▸ Task objective
Your copy should be exact, beginning at the line containing "Decode this image" and ending at the line containing "Extract the structured", with both lines kept and every picture dropped.
Start of Extracted entries
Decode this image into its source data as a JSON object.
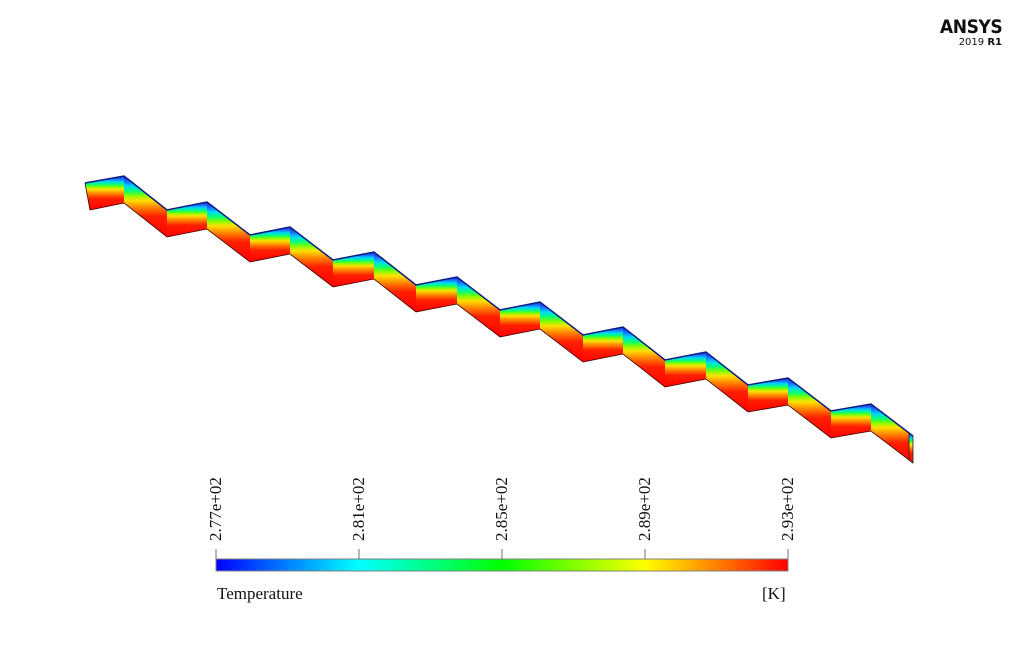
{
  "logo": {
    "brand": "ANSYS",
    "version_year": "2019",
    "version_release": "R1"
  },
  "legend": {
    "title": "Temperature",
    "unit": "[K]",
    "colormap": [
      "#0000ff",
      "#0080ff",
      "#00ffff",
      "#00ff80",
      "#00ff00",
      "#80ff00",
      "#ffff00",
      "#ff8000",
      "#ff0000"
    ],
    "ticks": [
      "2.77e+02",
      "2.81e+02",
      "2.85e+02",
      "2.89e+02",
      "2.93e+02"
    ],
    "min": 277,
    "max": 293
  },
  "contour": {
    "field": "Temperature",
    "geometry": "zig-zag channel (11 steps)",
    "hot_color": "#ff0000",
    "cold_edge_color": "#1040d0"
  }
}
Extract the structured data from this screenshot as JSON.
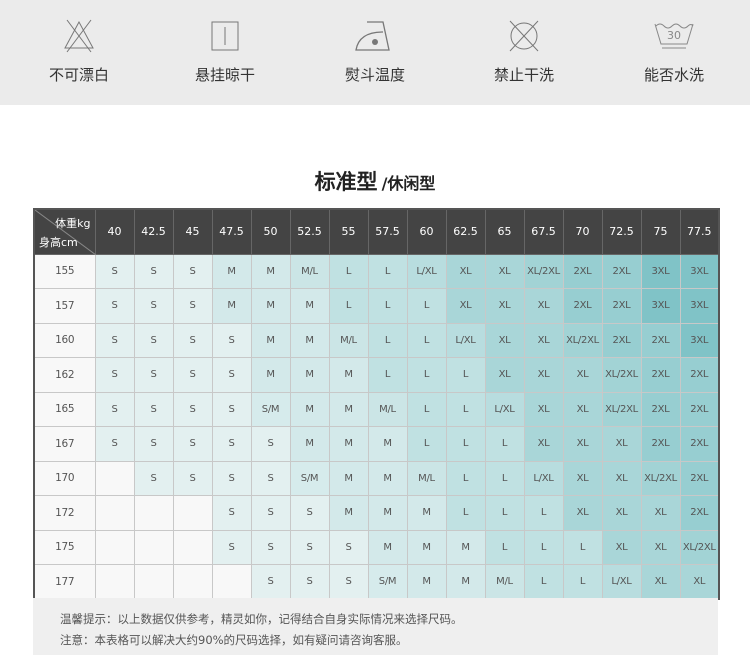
End of Extracted entries
Start of Extracted entries
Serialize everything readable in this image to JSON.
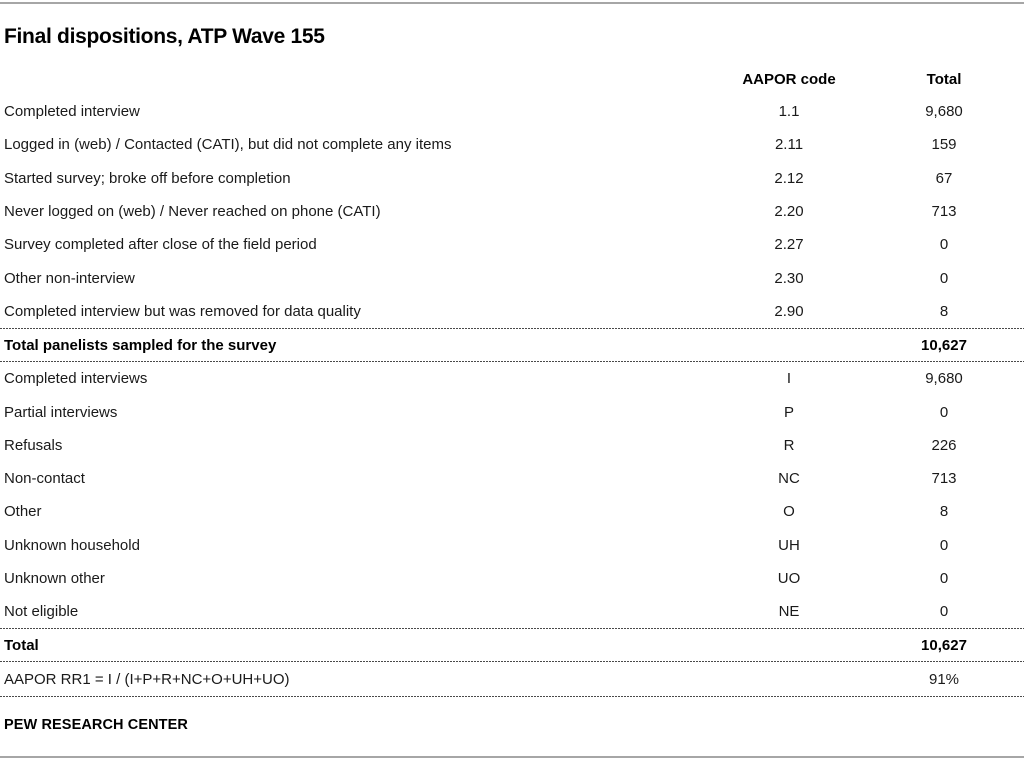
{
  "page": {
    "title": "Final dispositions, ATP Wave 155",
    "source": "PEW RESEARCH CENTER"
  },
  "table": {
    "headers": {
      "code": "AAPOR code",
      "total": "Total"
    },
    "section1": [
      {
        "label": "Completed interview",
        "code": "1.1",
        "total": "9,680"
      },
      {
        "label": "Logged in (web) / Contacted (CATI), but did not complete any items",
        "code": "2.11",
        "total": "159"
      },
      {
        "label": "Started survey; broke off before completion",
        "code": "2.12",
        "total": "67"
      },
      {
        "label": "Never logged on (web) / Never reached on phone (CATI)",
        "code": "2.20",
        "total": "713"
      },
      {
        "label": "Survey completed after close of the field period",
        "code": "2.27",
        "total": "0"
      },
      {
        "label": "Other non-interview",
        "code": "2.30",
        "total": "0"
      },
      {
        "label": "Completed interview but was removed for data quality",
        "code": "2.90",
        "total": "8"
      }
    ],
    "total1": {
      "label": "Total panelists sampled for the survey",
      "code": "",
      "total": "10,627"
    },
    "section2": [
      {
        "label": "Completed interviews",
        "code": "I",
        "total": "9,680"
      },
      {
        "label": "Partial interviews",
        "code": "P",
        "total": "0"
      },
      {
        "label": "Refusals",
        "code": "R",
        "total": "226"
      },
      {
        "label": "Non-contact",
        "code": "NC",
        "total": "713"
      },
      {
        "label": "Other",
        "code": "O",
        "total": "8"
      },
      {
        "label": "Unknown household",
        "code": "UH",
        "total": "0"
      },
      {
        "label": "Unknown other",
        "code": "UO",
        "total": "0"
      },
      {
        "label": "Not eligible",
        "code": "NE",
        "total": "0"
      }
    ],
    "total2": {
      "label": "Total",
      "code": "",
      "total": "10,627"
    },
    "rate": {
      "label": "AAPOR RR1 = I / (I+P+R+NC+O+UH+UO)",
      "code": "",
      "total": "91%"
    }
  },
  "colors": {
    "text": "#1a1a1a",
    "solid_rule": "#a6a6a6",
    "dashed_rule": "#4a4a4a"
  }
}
End of Extracted entries
▸ Final result
Decode this image into its source data as a JSON object.
{
  "logo": {
    "brand": "ANSYS",
    "version_year": "2019",
    "version_release": "R1"
  },
  "legend": {
    "title": "Temperature",
    "unit": "[K]",
    "colormap": [
      "#0000ff",
      "#0080ff",
      "#00ffff",
      "#00ff80",
      "#00ff00",
      "#80ff00",
      "#ffff00",
      "#ff8000",
      "#ff0000"
    ],
    "ticks": [
      "2.77e+02",
      "2.81e+02",
      "2.85e+02",
      "2.89e+02",
      "2.93e+02"
    ],
    "min": 277,
    "max": 293
  },
  "contour": {
    "field": "Temperature",
    "geometry": "zig-zag channel (11 steps)",
    "hot_color": "#ff0000",
    "cold_edge_color": "#1040d0"
  }
}
Extract the structured data from this screenshot as JSON.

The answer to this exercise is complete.